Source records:
►
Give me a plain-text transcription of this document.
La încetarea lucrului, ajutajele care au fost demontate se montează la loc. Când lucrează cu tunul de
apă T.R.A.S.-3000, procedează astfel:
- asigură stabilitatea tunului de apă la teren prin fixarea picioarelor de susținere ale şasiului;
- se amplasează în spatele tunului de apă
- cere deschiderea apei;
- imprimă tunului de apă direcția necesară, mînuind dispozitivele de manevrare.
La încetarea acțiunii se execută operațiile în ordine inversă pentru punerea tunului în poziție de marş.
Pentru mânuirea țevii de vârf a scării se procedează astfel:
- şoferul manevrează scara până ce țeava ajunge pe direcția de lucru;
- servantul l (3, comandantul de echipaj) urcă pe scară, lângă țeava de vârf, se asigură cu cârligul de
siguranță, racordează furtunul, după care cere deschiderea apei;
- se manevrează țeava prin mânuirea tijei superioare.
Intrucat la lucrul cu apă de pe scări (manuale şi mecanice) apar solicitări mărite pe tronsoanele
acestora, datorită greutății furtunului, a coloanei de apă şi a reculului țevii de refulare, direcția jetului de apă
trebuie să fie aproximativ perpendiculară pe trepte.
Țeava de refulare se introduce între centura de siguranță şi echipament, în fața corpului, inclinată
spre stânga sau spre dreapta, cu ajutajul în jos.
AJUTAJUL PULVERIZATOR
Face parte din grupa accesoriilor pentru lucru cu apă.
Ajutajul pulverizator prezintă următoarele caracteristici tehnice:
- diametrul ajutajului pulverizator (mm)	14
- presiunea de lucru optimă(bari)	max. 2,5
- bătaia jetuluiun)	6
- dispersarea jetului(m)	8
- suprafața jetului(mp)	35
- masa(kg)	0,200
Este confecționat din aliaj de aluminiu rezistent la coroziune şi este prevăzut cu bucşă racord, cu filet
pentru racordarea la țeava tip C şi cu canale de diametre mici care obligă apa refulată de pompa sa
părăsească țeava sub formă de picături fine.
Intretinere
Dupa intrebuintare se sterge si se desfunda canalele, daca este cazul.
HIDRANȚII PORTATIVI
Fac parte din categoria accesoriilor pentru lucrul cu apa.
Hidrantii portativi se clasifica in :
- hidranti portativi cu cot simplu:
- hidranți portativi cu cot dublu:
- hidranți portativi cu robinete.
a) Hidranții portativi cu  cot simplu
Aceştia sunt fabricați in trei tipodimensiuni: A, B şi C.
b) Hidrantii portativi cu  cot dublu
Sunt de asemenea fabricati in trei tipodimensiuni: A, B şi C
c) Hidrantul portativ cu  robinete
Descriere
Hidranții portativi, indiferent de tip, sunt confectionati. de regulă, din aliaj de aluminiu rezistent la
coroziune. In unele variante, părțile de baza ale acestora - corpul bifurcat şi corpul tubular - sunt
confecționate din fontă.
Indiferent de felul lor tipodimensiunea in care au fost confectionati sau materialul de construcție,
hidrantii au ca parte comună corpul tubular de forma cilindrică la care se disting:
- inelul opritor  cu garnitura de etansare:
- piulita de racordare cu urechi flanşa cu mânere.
◄
▸ GOAL
Retype the entries exactly, including every line.

▸ FINISHED EXERCISE
Give me a plain-text transcription of this document.
La încetarea lucrului, ajutajele care au fost demontate se montează la loc. Când lucrează cu tunul de
apă T.R.A.S.-3000, procedează astfel:
- asigură stabilitatea tunului de apă la teren prin fixarea picioarelor de susținere ale şasiului;
- se amplasează în spatele tunului de apă
- cere deschiderea apei;
- imprimă tunului de apă direcția necesară, mînuind dispozitivele de manevrare.
La încetarea acțiunii se execută operațiile în ordine inversă pentru punerea tunului în poziție de marş.
Pentru mânuirea țevii de vârf a scării se procedează astfel:
- şoferul manevrează scara până ce țeava ajunge pe direcția de lucru;
- servantul l (3, comandantul de echipaj) urcă pe scară, lângă țeava de vârf, se asigură cu cârligul de
siguranță, racordează furtunul, după care cere deschiderea apei;
- se manevrează țeava prin mânuirea tijei superioare.
Intrucat la lucrul cu apă de pe scări (manuale şi mecanice) apar solicitări mărite pe tronsoanele
acestora, datorită greutății furtunului, a coloanei de apă şi a reculului țevii de refulare, direcția jetului de apă
trebuie să fie aproximativ perpendiculară pe trepte.
Țeava de refulare se introduce între centura de siguranță şi echipament, în fața corpului, inclinată
spre stânga sau spre dreapta, cu ajutajul în jos.
AJUTAJUL PULVERIZATOR
Face parte din grupa accesoriilor pentru lucru cu apă.
Ajutajul pulverizator prezintă următoarele caracteristici tehnice:
- diametrul ajutajului pulverizator (mm)	14
- presiunea de lucru optimă(bari)	max. 2,5
- bătaia jetuluiun)	6
- dispersarea jetului(m)	8
- suprafața jetului(mp)	35
- masa(kg)	0,200
Este confecționat din aliaj de aluminiu rezistent la coroziune şi este prevăzut cu bucşă racord, cu filet
pentru racordarea la țeava tip C şi cu canale de diametre mici care obligă apa refulată de pompa sa
părăsească țeava sub formă de picături fine.
Intretinere
Dupa intrebuintare se sterge si se desfunda canalele, daca este cazul.
HIDRANȚII PORTATIVI
Fac parte din categoria accesoriilor pentru lucrul cu apa.
Hidrantii portativi se clasifica in :
- hidranti portativi cu cot simplu:
- hidranți portativi cu cot dublu:
- hidranți portativi cu robinete.
a) Hidranții portativi cu  cot simplu
Aceştia sunt fabricați in trei tipodimensiuni: A, B şi C.
b) Hidrantii portativi cu  cot dublu
Sunt de asemenea fabricati in trei tipodimensiuni: A, B şi C
c) Hidrantul portativ cu  robinete
Descriere
Hidranții portativi, indiferent de tip, sunt confectionati. de regulă, din aliaj de aluminiu rezistent la
coroziune. In unele variante, părțile de baza ale acestora - corpul bifurcat şi corpul tubular - sunt
confecționate din fontă.
Indiferent de felul lor tipodimensiunea in care au fost confectionati sau materialul de construcție,
hidrantii au ca parte comună corpul tubular de forma cilindrică la care se disting:
- inelul opritor  cu garnitura de etansare:
- piulita de racordare cu urechi flanşa cu mânere.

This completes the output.